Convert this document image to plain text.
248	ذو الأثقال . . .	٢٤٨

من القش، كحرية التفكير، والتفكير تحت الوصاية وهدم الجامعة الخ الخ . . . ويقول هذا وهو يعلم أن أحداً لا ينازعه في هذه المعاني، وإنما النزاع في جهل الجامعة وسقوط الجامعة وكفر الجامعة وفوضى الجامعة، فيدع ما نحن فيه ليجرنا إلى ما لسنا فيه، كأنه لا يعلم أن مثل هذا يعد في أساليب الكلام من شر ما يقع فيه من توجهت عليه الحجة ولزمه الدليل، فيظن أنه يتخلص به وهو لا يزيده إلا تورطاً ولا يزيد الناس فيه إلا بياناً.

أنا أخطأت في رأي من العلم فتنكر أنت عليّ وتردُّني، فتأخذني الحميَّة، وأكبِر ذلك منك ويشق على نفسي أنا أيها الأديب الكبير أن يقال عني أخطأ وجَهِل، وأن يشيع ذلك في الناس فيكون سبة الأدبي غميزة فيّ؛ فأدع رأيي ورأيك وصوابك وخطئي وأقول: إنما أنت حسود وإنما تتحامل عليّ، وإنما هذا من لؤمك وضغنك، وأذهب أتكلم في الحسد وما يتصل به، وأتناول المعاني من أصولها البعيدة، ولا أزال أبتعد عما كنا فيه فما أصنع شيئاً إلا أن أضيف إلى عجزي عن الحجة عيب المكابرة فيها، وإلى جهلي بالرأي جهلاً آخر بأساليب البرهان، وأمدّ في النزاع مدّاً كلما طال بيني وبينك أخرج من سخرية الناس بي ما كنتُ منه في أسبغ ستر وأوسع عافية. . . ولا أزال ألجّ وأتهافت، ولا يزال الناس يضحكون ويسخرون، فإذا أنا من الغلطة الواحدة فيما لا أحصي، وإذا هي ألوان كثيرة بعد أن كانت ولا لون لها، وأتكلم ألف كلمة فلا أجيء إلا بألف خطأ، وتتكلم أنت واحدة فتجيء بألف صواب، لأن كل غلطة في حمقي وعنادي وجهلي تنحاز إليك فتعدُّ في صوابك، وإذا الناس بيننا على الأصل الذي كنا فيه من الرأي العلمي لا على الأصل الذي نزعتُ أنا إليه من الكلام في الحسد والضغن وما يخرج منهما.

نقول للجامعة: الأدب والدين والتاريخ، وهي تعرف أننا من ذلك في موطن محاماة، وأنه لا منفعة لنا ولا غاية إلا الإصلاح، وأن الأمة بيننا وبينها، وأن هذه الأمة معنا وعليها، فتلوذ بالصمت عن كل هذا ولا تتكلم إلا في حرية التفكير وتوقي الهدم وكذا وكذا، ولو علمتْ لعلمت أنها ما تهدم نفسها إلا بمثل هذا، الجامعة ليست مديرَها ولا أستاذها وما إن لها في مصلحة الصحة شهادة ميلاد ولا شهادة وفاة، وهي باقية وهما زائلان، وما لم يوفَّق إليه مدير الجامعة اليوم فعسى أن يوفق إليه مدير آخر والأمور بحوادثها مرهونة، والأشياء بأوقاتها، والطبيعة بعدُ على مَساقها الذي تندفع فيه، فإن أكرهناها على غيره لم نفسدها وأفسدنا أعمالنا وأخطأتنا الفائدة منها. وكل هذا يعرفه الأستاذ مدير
□ □ □ □ □ □ □
INSTRUCTION: The full set of records should be duplicated exactly.

SOLUTION TO THIS EXERCISE:
Convert this document image to plain text.
248	ذو الأثقال . . .	٢٤٨

من القش، كحرية التفكير، والتفكير تحت الوصاية وهدم الجامعة الخ الخ . . . ويقول هذا وهو يعلم أن أحداً لا ينازعه في هذه المعاني، وإنما النزاع في جهل الجامعة وسقوط الجامعة وكفر الجامعة وفوضى الجامعة، فيدع ما نحن فيه ليجرنا إلى ما لسنا فيه، كأنه لا يعلم أن مثل هذا يعد في أساليب الكلام من شر ما يقع فيه من توجهت عليه الحجة ولزمه الدليل، فيظن أنه يتخلص به وهو لا يزيده إلا تورطاً ولا يزيد الناس فيه إلا بياناً.

أنا أخطأت في رأي من العلم فتنكر أنت عليّ وتردُّني، فتأخذني الحميَّة، وأكبِر ذلك منك ويشق على نفسي أنا أيها الأديب الكبير أن يقال عني أخطأ وجَهِل، وأن يشيع ذلك في الناس فيكون سبة الأدبي غميزة فيّ؛ فأدع رأيي ورأيك وصوابك وخطئي وأقول: إنما أنت حسود وإنما تتحامل عليّ، وإنما هذا من لؤمك وضغنك، وأذهب أتكلم في الحسد وما يتصل به، وأتناول المعاني من أصولها البعيدة، ولا أزال أبتعد عما كنا فيه فما أصنع شيئاً إلا أن أضيف إلى عجزي عن الحجة عيب المكابرة فيها، وإلى جهلي بالرأي جهلاً آخر بأساليب البرهان، وأمدّ في النزاع مدّاً كلما طال بيني وبينك أخرج من سخرية الناس بي ما كنتُ منه في أسبغ ستر وأوسع عافية. . . ولا أزال ألجّ وأتهافت، ولا يزال الناس يضحكون ويسخرون، فإذا أنا من الغلطة الواحدة فيما لا أحصي، وإذا هي ألوان كثيرة بعد أن كانت ولا لون لها، وأتكلم ألف كلمة فلا أجيء إلا بألف خطأ، وتتكلم أنت واحدة فتجيء بألف صواب، لأن كل غلطة في حمقي وعنادي وجهلي تنحاز إليك فتعدُّ في صوابك، وإذا الناس بيننا على الأصل الذي كنا فيه من الرأي العلمي لا على الأصل الذي نزعتُ أنا إليه من الكلام في الحسد والضغن وما يخرج منهما.

نقول للجامعة: الأدب والدين والتاريخ، وهي تعرف أننا من ذلك في موطن محاماة، وأنه لا منفعة لنا ولا غاية إلا الإصلاح، وأن الأمة بيننا وبينها، وأن هذه الأمة معنا وعليها، فتلوذ بالصمت عن كل هذا ولا تتكلم إلا في حرية التفكير وتوقي الهدم وكذا وكذا، ولو علمتْ لعلمت أنها ما تهدم نفسها إلا بمثل هذا، الجامعة ليست مديرَها ولا أستاذها وما إن لها في مصلحة الصحة شهادة ميلاد ولا شهادة وفاة، وهي باقية وهما زائلان، وما لم يوفَّق إليه مدير الجامعة اليوم فعسى أن يوفق إليه مدير آخر والأمور بحوادثها مرهونة، والأشياء بأوقاتها، والطبيعة بعدُ على مَساقها الذي تندفع فيه، فإن أكرهناها على غيره لم نفسدها وأفسدنا أعمالنا وأخطأتنا الفائدة منها. وكل هذا يعرفه الأستاذ مدير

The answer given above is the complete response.